------ MATERIAL PROVIDED ------
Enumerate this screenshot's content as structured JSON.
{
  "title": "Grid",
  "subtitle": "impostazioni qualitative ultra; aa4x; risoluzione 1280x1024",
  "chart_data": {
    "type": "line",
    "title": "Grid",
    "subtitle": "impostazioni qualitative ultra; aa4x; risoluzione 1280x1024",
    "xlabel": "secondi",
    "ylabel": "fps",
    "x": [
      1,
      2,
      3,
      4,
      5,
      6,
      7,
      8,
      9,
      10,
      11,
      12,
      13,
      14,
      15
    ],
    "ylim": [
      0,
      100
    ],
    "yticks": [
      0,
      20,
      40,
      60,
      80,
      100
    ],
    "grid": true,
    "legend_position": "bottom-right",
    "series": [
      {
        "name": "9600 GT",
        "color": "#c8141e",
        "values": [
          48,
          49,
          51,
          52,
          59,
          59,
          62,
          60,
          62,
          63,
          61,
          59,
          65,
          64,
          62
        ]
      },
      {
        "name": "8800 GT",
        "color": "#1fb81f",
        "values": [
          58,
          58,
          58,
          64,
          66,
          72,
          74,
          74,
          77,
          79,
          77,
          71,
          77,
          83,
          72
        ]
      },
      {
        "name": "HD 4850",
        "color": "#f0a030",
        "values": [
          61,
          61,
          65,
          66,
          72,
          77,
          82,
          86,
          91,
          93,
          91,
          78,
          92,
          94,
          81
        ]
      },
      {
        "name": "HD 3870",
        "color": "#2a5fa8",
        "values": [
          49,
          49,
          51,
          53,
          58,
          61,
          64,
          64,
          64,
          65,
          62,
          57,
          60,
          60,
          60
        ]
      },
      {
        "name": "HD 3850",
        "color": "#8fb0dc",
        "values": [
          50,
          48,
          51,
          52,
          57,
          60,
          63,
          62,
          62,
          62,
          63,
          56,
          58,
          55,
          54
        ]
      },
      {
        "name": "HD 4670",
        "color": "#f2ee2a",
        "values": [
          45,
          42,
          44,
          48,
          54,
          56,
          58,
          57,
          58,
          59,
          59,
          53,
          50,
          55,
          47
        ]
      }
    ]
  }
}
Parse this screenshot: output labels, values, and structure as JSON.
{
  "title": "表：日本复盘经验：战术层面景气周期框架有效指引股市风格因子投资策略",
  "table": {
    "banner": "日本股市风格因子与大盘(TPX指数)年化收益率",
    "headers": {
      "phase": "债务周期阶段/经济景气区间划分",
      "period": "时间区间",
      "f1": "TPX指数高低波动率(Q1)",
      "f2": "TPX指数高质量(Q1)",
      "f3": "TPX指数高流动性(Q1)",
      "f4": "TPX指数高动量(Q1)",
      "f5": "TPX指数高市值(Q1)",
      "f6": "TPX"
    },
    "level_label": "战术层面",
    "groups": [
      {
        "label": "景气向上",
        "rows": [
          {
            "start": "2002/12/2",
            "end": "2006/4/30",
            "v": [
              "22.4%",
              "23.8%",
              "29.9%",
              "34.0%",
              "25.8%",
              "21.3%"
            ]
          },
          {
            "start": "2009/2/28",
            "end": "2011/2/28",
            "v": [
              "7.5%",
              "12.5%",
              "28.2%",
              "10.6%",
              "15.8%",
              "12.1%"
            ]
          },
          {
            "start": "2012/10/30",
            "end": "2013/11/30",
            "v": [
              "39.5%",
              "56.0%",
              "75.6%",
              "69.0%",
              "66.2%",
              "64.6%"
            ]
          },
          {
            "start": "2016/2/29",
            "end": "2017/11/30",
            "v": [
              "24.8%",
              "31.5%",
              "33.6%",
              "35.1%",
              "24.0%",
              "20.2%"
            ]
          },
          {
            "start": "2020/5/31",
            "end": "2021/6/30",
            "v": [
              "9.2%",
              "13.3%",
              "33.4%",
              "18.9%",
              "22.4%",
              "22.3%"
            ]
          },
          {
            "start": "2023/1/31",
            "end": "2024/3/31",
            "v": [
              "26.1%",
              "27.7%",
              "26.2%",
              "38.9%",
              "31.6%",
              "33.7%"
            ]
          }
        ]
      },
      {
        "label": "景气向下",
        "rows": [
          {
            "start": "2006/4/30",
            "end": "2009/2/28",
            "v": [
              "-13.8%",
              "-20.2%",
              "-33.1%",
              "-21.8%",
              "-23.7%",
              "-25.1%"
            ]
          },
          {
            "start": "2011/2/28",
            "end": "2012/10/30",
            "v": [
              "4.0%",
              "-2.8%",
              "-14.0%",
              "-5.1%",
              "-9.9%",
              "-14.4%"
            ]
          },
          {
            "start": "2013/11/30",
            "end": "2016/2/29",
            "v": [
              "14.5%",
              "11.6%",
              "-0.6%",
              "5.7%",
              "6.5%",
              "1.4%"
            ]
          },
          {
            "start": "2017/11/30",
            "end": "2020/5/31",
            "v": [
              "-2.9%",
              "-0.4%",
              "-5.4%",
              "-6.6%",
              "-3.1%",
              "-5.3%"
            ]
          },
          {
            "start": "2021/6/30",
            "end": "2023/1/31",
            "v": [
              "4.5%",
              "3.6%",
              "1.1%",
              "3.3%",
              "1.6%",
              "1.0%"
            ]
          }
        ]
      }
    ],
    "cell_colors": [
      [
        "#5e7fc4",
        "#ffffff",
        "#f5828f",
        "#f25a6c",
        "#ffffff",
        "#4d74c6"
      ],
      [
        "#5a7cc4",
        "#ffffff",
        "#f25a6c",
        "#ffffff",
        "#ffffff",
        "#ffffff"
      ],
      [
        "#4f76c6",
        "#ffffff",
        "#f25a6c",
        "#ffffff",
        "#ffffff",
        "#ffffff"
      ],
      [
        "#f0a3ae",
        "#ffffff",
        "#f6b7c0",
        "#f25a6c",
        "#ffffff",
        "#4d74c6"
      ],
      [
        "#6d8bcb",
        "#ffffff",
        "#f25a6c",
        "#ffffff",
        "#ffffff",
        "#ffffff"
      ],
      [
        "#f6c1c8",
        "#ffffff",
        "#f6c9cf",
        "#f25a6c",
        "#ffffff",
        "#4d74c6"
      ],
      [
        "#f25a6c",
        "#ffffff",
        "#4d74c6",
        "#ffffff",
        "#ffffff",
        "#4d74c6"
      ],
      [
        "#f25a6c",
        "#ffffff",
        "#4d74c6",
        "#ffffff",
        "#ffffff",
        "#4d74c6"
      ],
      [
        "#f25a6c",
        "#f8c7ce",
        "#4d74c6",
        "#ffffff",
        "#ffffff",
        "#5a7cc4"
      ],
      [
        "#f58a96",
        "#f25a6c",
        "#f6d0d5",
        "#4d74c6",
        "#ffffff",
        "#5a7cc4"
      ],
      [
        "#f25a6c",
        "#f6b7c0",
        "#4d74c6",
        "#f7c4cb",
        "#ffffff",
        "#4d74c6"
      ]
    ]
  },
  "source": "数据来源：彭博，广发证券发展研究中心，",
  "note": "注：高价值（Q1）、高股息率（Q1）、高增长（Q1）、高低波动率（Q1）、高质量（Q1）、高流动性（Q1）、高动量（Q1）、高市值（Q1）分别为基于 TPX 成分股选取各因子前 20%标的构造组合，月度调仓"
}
------
**WHAT YOU HAVE TO DO:** Reproduce the full listing above, character for character.

**PROBLEM SOLUTION:**
Enumerate this screenshot's content as structured JSON.
{
  "title": "Grid",
  "subtitle": "impostazioni qualitative ultra; aa4x; risoluzione 1280x1024",
  "chart_data": {
    "type": "line",
    "title": "Grid",
    "subtitle": "impostazioni qualitative ultra; aa4x; risoluzione 1280x1024",
    "xlabel": "secondi",
    "ylabel": "fps",
    "x": [
      1,
      2,
      3,
      4,
      5,
      6,
      7,
      8,
      9,
      10,
      11,
      12,
      13,
      14,
      15
    ],
    "ylim": [
      0,
      100
    ],
    "yticks": [
      0,
      20,
      40,
      60,
      80,
      100
    ],
    "grid": true,
    "legend_position": "bottom-right",
    "series": [
      {
        "name": "9600 GT",
        "color": "#c8141e",
        "values": [
          48,
          49,
          51,
          52,
          59,
          59,
          62,
          60,
          62,
          63,
          61,
          59,
          65,
          64,
          62
        ]
      },
      {
        "name": "8800 GT",
        "color": "#1fb81f",
        "values": [
          58,
          58,
          58,
          64,
          66,
          72,
          74,
          74,
          77,
          79,
          77,
          71,
          77,
          83,
          72
        ]
      },
      {
        "name": "HD 4850",
        "color": "#f0a030",
        "values": [
          61,
          61,
          65,
          66,
          72,
          77,
          82,
          86,
          91,
          93,
          91,
          78,
          92,
          94,
          81
        ]
      },
      {
        "name": "HD 3870",
        "color": "#2a5fa8",
        "values": [
          49,
          49,
          51,
          53,
          58,
          61,
          64,
          64,
          64,
          65,
          62,
          57,
          60,
          60,
          60
        ]
      },
      {
        "name": "HD 3850",
        "color": "#8fb0dc",
        "values": [
          50,
          48,
          51,
          52,
          57,
          60,
          63,
          62,
          62,
          62,
          63,
          56,
          58,
          55,
          54
        ]
      },
      {
        "name": "HD 4670",
        "color": "#f2ee2a",
        "values": [
          45,
          42,
          44,
          48,
          54,
          56,
          58,
          57,
          58,
          59,
          59,
          53,
          50,
          55,
          47
        ]
      }
    ]
  }
}
Parse this screenshot: output labels, values, and structure as JSON.
{
  "title": "表：日本复盘经验：战术层面景气周期框架有效指引股市风格因子投资策略",
  "table": {
    "banner": "日本股市风格因子与大盘(TPX指数)年化收益率",
    "headers": {
      "phase": "债务周期阶段/经济景气区间划分",
      "period": "时间区间",
      "f1": "TPX指数高低波动率(Q1)",
      "f2": "TPX指数高质量(Q1)",
      "f3": "TPX指数高流动性(Q1)",
      "f4": "TPX指数高动量(Q1)",
      "f5": "TPX指数高市值(Q1)",
      "f6": "TPX"
    },
    "level_label": "战术层面",
    "groups": [
      {
        "label": "景气向上",
        "rows": [
          {
            "start": "2002/12/2",
            "end": "2006/4/30",
            "v": [
              "22.4%",
              "23.8%",
              "29.9%",
              "34.0%",
              "25.8%",
              "21.3%"
            ]
          },
          {
            "start": "2009/2/28",
            "end": "2011/2/28",
            "v": [
              "7.5%",
              "12.5%",
              "28.2%",
              "10.6%",
              "15.8%",
              "12.1%"
            ]
          },
          {
            "start": "2012/10/30",
            "end": "2013/11/30",
            "v": [
              "39.5%",
              "56.0%",
              "75.6%",
              "69.0%",
              "66.2%",
              "64.6%"
            ]
          },
          {
            "start": "2016/2/29",
            "end": "2017/11/30",
            "v": [
              "24.8%",
              "31.5%",
              "33.6%",
              "35.1%",
              "24.0%",
              "20.2%"
            ]
          },
          {
            "start": "2020/5/31",
            "end": "2021/6/30",
            "v": [
              "9.2%",
              "13.3%",
              "33.4%",
              "18.9%",
              "22.4%",
              "22.3%"
            ]
          },
          {
            "start": "2023/1/31",
            "end": "2024/3/31",
            "v": [
              "26.1%",
              "27.7%",
              "26.2%",
              "38.9%",
              "31.6%",
              "33.7%"
            ]
          }
        ]
      },
      {
        "label": "景气向下",
        "rows": [
          {
            "start": "2006/4/30",
            "end": "2009/2/28",
            "v": [
              "-13.8%",
              "-20.2%",
              "-33.1%",
              "-21.8%",
              "-23.7%",
              "-25.1%"
            ]
          },
          {
            "start": "2011/2/28",
            "end": "2012/10/30",
            "v": [
              "4.0%",
              "-2.8%",
              "-14.0%",
              "-5.1%",
              "-9.9%",
              "-14.4%"
            ]
          },
          {
            "start": "2013/11/30",
            "end": "2016/2/29",
            "v": [
              "14.5%",
              "11.6%",
              "-0.6%",
              "5.7%",
              "6.5%",
              "1.4%"
            ]
          },
          {
            "start": "2017/11/30",
            "end": "2020/5/31",
            "v": [
              "-2.9%",
              "-0.4%",
              "-5.4%",
              "-6.6%",
              "-3.1%",
              "-5.3%"
            ]
          },
          {
            "start": "2021/6/30",
            "end": "2023/1/31",
            "v": [
              "4.5%",
              "3.6%",
              "1.1%",
              "3.3%",
              "1.6%",
              "1.0%"
            ]
          }
        ]
      }
    ],
    "cell_colors": [
      [
        "#5e7fc4",
        "#ffffff",
        "#f5828f",
        "#f25a6c",
        "#ffffff",
        "#4d74c6"
      ],
      [
        "#5a7cc4",
        "#ffffff",
        "#f25a6c",
        "#ffffff",
        "#ffffff",
        "#ffffff"
      ],
      [
        "#4f76c6",
        "#ffffff",
        "#f25a6c",
        "#ffffff",
        "#ffffff",
        "#ffffff"
      ],
      [
        "#f0a3ae",
        "#ffffff",
        "#f6b7c0",
        "#f25a6c",
        "#ffffff",
        "#4d74c6"
      ],
      [
        "#6d8bcb",
        "#ffffff",
        "#f25a6c",
        "#ffffff",
        "#ffffff",
        "#ffffff"
      ],
      [
        "#f6c1c8",
        "#ffffff",
        "#f6c9cf",
        "#f25a6c",
        "#ffffff",
        "#4d74c6"
      ],
      [
        "#f25a6c",
        "#ffffff",
        "#4d74c6",
        "#ffffff",
        "#ffffff",
        "#4d74c6"
      ],
      [
        "#f25a6c",
        "#ffffff",
        "#4d74c6",
        "#ffffff",
        "#ffffff",
        "#4d74c6"
      ],
      [
        "#f25a6c",
        "#f8c7ce",
        "#4d74c6",
        "#ffffff",
        "#ffffff",
        "#5a7cc4"
      ],
      [
        "#f58a96",
        "#f25a6c",
        "#f6d0d5",
        "#4d74c6",
        "#ffffff",
        "#5a7cc4"
      ],
      [
        "#f25a6c",
        "#f6b7c0",
        "#4d74c6",
        "#f7c4cb",
        "#ffffff",
        "#4d74c6"
      ]
    ]
  },
  "source": "数据来源：彭博，广发证券发展研究中心，",
  "note": "注：高价值（Q1）、高股息率（Q1）、高增长（Q1）、高低波动率（Q1）、高质量（Q1）、高流动性（Q1）、高动量（Q1）、高市值（Q1）分别为基于 TPX 成分股选取各因子前 20%标的构造组合，月度调仓"
}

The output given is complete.